Task to complete>
In the lines below, how many hold the word "this"? Answer only with the number.

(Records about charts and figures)

▼▼▼

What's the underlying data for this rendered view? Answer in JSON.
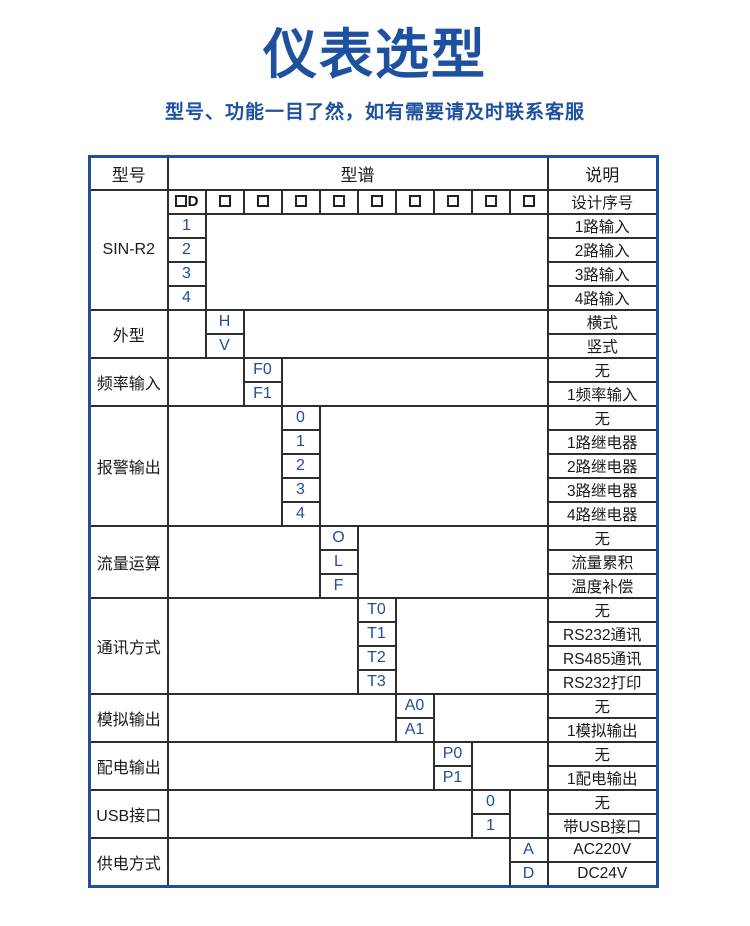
{
  "header": {
    "title": "仪表选型",
    "subtitle": "型号、功能一目了然，如有需要请及时联系客服"
  },
  "colors": {
    "title_blue": "#1d509e",
    "table_border_blue": "#1d4f9d",
    "code_text_blue": "#1f4d9b",
    "grid_line": "#2e2e2e"
  },
  "table": {
    "header": {
      "model_col": "型号",
      "spectrum_col": "型谱",
      "description_col": "说明"
    },
    "columns": {
      "subcol_count": 10
    },
    "boxes_row": {
      "first_cell_letter": "D",
      "box_glyph": "□",
      "box_count": 9,
      "desc": "设计序号"
    },
    "sections": [
      {
        "label": "SIN-R2",
        "code_col": 1,
        "has_boxes_row": true,
        "rows": [
          [
            "1",
            "1路输入"
          ],
          [
            "2",
            "2路输入"
          ],
          [
            "3",
            "3路输入"
          ],
          [
            "4",
            "4路输入"
          ]
        ]
      },
      {
        "label": "外型",
        "code_col": 2,
        "rows": [
          [
            "H",
            "横式"
          ],
          [
            "V",
            "竖式"
          ]
        ]
      },
      {
        "label": "频率输入",
        "code_col": 3,
        "rows": [
          [
            "F0",
            "无"
          ],
          [
            "F1",
            "1频率输入"
          ]
        ]
      },
      {
        "label": "报警输出",
        "code_col": 4,
        "rows": [
          [
            "0",
            "无"
          ],
          [
            "1",
            "1路继电器"
          ],
          [
            "2",
            "2路继电器"
          ],
          [
            "3",
            "3路继电器"
          ],
          [
            "4",
            "4路继电器"
          ]
        ]
      },
      {
        "label": "流量运算",
        "code_col": 5,
        "rows": [
          [
            "O",
            "无"
          ],
          [
            "L",
            "流量累积"
          ],
          [
            "F",
            "温度补偿"
          ]
        ]
      },
      {
        "label": "通讯方式",
        "code_col": 6,
        "rows": [
          [
            "T0",
            "无"
          ],
          [
            "T1",
            "RS232通讯"
          ],
          [
            "T2",
            "RS485通讯"
          ],
          [
            "T3",
            "RS232打印"
          ]
        ]
      },
      {
        "label": "模拟输出",
        "code_col": 7,
        "rows": [
          [
            "A0",
            "无"
          ],
          [
            "A1",
            "1模拟输出"
          ]
        ]
      },
      {
        "label": "配电输出",
        "code_col": 8,
        "rows": [
          [
            "P0",
            "无"
          ],
          [
            "P1",
            "1配电输出"
          ]
        ]
      },
      {
        "label": "USB接口",
        "code_col": 9,
        "rows": [
          [
            "0",
            "无"
          ],
          [
            "1",
            "带USB接口"
          ]
        ]
      },
      {
        "label": "供电方式",
        "code_col": 10,
        "rows": [
          [
            "A",
            "AC220V"
          ],
          [
            "D",
            "DC24V"
          ]
        ]
      }
    ]
  }
}
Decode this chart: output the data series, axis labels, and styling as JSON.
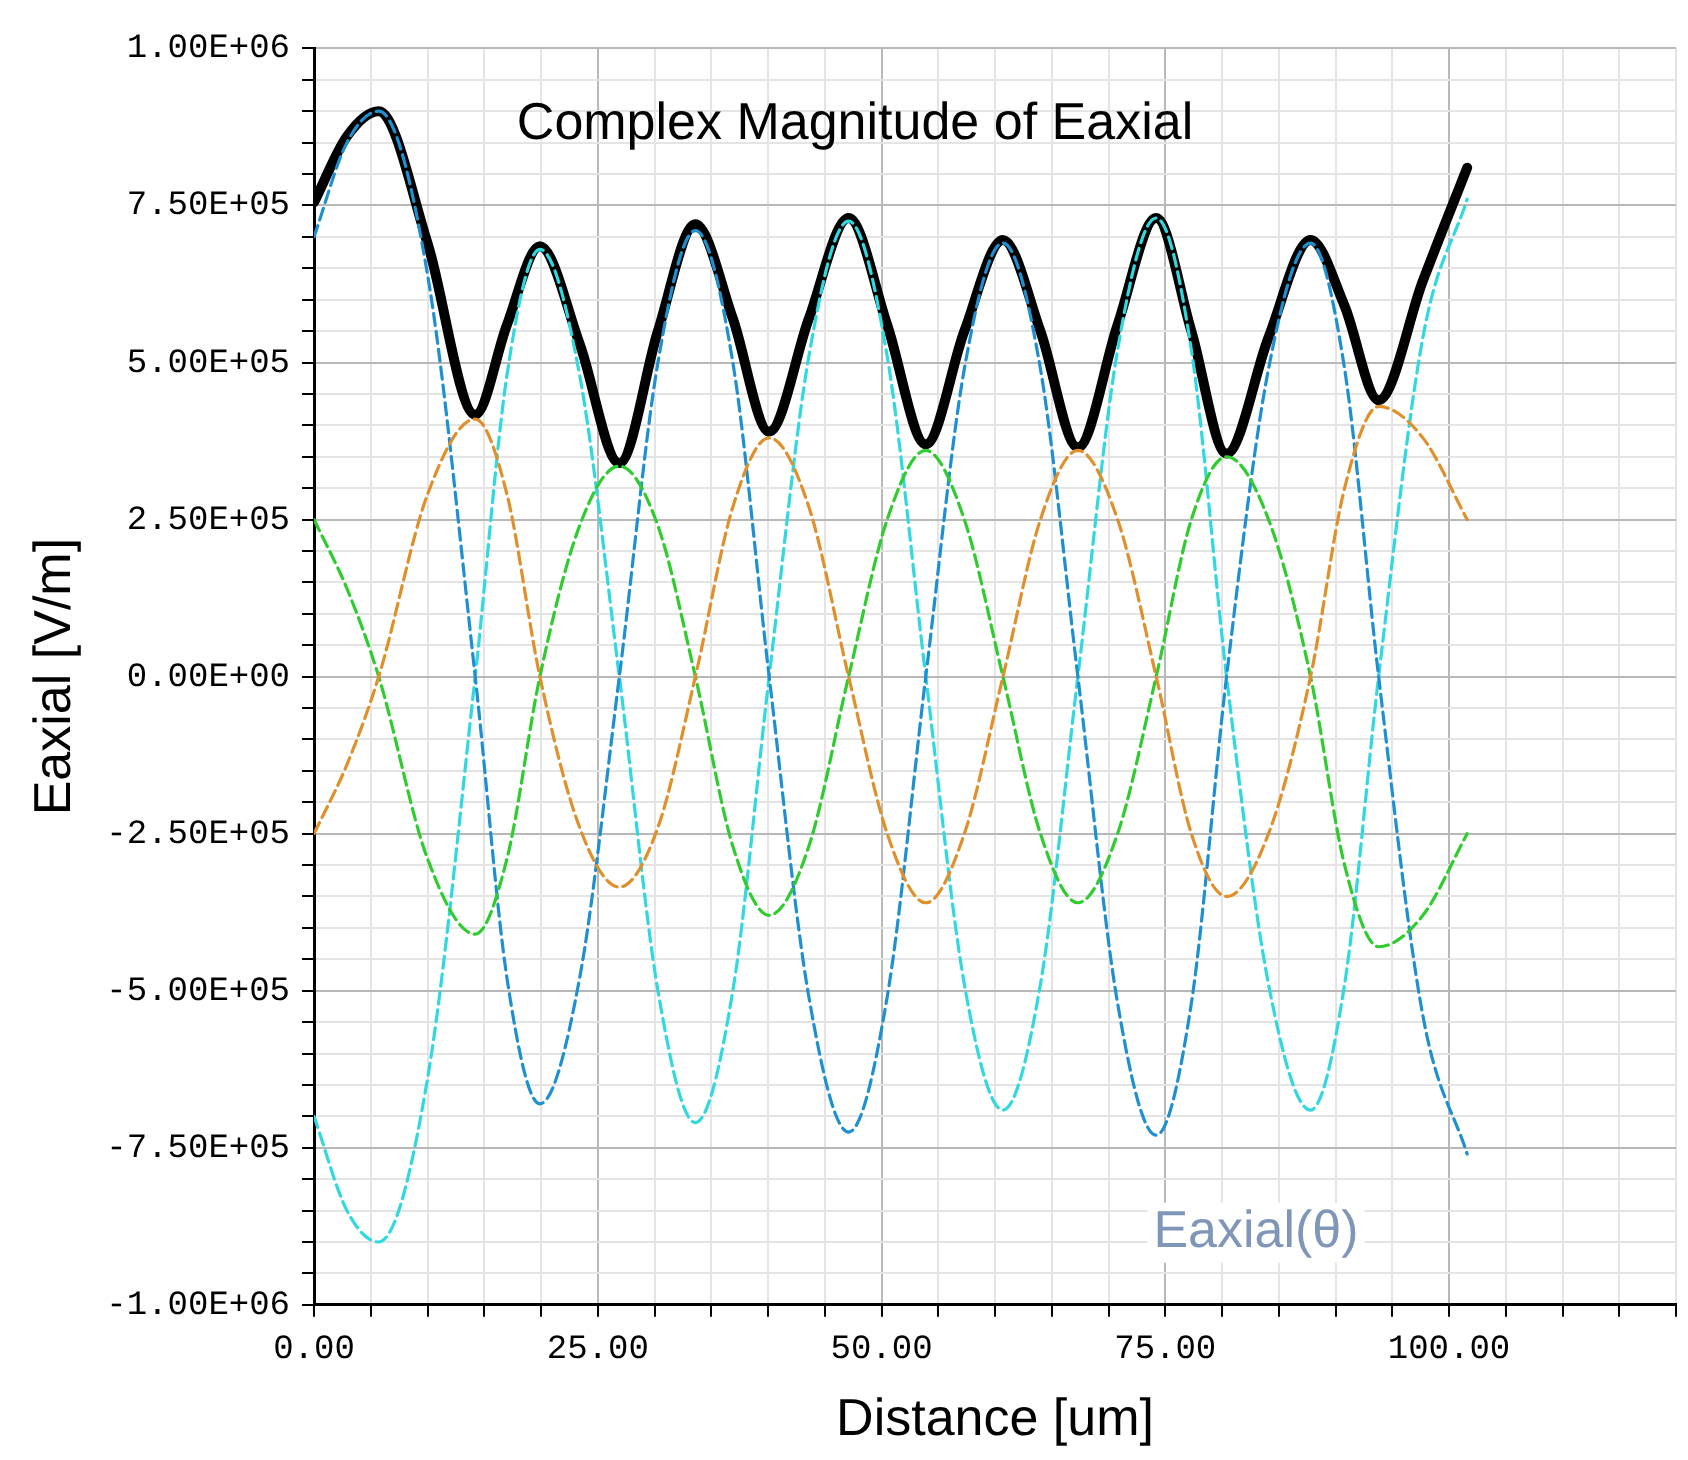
{
  "chart_data": {
    "type": "line",
    "xlabel": "Distance [um]",
    "ylabel": "Eaxial [V/m]",
    "annotations": [
      "Complex Magnitude of Eaxial",
      "Eaxial(θ)"
    ],
    "x": [
      0,
      2.9,
      5.7,
      10,
      14.2,
      17,
      19.9,
      23.4,
      26.9,
      30.3,
      33.6,
      36.9,
      40.1,
      43.6,
      47.1,
      50.5,
      53.9,
      57.3,
      60.7,
      64,
      67.3,
      70.8,
      74.2,
      77.3,
      80.4,
      84.1,
      87.8,
      90.8,
      93.8,
      97.7,
      101.6
    ],
    "series": [
      {
        "color": "#e0902a",
        "line_style": "dashed",
        "values": [
          -250000,
          -140000,
          0,
          290000,
          410000,
          290000,
          0,
          -240000,
          -335000,
          -240000,
          0,
          270000,
          380000,
          270000,
          0,
          -250000,
          -360000,
          -250000,
          0,
          250000,
          360000,
          250000,
          0,
          -250000,
          -350000,
          -250000,
          0,
          300000,
          430000,
          380000,
          250000
        ]
      },
      {
        "color": "#2ecc2e",
        "line_style": "dashed",
        "values": [
          250000,
          140000,
          0,
          -290000,
          -410000,
          -290000,
          0,
          240000,
          335000,
          240000,
          0,
          -270000,
          -380000,
          -270000,
          0,
          250000,
          360000,
          250000,
          0,
          -250000,
          -360000,
          -250000,
          0,
          250000,
          350000,
          250000,
          0,
          -300000,
          -430000,
          -380000,
          -250000
        ]
      },
      {
        "color": "#1e90d0",
        "line_style": "dashed",
        "values": [
          700000,
          850000,
          900000,
          640000,
          0,
          -480000,
          -680000,
          -480000,
          0,
          500000,
          710000,
          500000,
          0,
          -510000,
          -725000,
          -510000,
          0,
          490000,
          690000,
          490000,
          0,
          -520000,
          -730000,
          -520000,
          0,
          490000,
          690000,
          490000,
          0,
          -540000,
          -760000
        ]
      },
      {
        "color": "#30d8e0",
        "line_style": "dashed",
        "values": [
          -700000,
          -850000,
          -900000,
          -640000,
          0,
          480000,
          680000,
          480000,
          0,
          -500000,
          -710000,
          -500000,
          0,
          510000,
          725000,
          510000,
          0,
          -490000,
          -690000,
          -490000,
          0,
          520000,
          730000,
          520000,
          0,
          -490000,
          -690000,
          -490000,
          0,
          540000,
          760000
        ]
      },
      {
        "color": "#000000",
        "line_style": "solid",
        "values": [
          755000,
          860000,
          900000,
          690000,
          417000,
          560000,
          685000,
          530000,
          340000,
          550000,
          720000,
          570000,
          390000,
          570000,
          730000,
          560000,
          370000,
          550000,
          695000,
          550000,
          365000,
          560000,
          730000,
          550000,
          355000,
          540000,
          695000,
          590000,
          440000,
          630000,
          810000
        ]
      }
    ],
    "xlim": [
      0,
      120
    ],
    "xticks": [
      {
        "value": 0,
        "label": "0.00"
      },
      {
        "value": 5,
        "label": null
      },
      {
        "value": 10,
        "label": null
      },
      {
        "value": 15,
        "label": null
      },
      {
        "value": 20,
        "label": null
      },
      {
        "value": 25,
        "label": "25.00"
      },
      {
        "value": 30,
        "label": null
      },
      {
        "value": 35,
        "label": null
      },
      {
        "value": 40,
        "label": null
      },
      {
        "value": 45,
        "label": null
      },
      {
        "value": 50,
        "label": "50.00"
      },
      {
        "value": 55,
        "label": null
      },
      {
        "value": 60,
        "label": null
      },
      {
        "value": 65,
        "label": null
      },
      {
        "value": 70,
        "label": null
      },
      {
        "value": 75,
        "label": "75.00"
      },
      {
        "value": 80,
        "label": null
      },
      {
        "value": 85,
        "label": null
      },
      {
        "value": 90,
        "label": null
      },
      {
        "value": 95,
        "label": null
      },
      {
        "value": 100,
        "label": "100.00"
      },
      {
        "value": 105,
        "label": null
      },
      {
        "value": 110,
        "label": null
      },
      {
        "value": 115,
        "label": null
      },
      {
        "value": 120,
        "label": null
      }
    ],
    "ylim": [
      -1000000,
      1000000
    ],
    "yticks": [
      {
        "value": -1000000,
        "label": "-1.00E+06"
      },
      {
        "value": -950000,
        "label": null
      },
      {
        "value": -900000,
        "label": null
      },
      {
        "value": -850000,
        "label": null
      },
      {
        "value": -800000,
        "label": null
      },
      {
        "value": -750000,
        "label": "-7.50E+05"
      },
      {
        "value": -700000,
        "label": null
      },
      {
        "value": -650000,
        "label": null
      },
      {
        "value": -600000,
        "label": null
      },
      {
        "value": -550000,
        "label": null
      },
      {
        "value": -500000,
        "label": "-5.00E+05"
      },
      {
        "value": -450000,
        "label": null
      },
      {
        "value": -400000,
        "label": null
      },
      {
        "value": -350000,
        "label": null
      },
      {
        "value": -300000,
        "label": null
      },
      {
        "value": -250000,
        "label": "-2.50E+05"
      },
      {
        "value": -200000,
        "label": null
      },
      {
        "value": -150000,
        "label": null
      },
      {
        "value": -100000,
        "label": null
      },
      {
        "value": -50000,
        "label": null
      },
      {
        "value": 0,
        "label": "0.00E+00"
      },
      {
        "value": 50000,
        "label": null
      },
      {
        "value": 100000,
        "label": null
      },
      {
        "value": 150000,
        "label": null
      },
      {
        "value": 200000,
        "label": null
      },
      {
        "value": 250000,
        "label": "2.50E+05"
      },
      {
        "value": 300000,
        "label": null
      },
      {
        "value": 350000,
        "label": null
      },
      {
        "value": 400000,
        "label": null
      },
      {
        "value": 450000,
        "label": null
      },
      {
        "value": 500000,
        "label": "5.00E+05"
      },
      {
        "value": 550000,
        "label": null
      },
      {
        "value": 600000,
        "label": null
      },
      {
        "value": 650000,
        "label": null
      },
      {
        "value": 700000,
        "label": null
      },
      {
        "value": 750000,
        "label": "7.50E+05"
      },
      {
        "value": 800000,
        "label": null
      },
      {
        "value": 850000,
        "label": null
      },
      {
        "value": 900000,
        "label": null
      },
      {
        "value": 950000,
        "label": null
      },
      {
        "value": 1000000,
        "label": "1.00E+06"
      }
    ],
    "grid": true,
    "legend": false,
    "marker": "none"
  }
}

▲▲▲

Response to the task>
2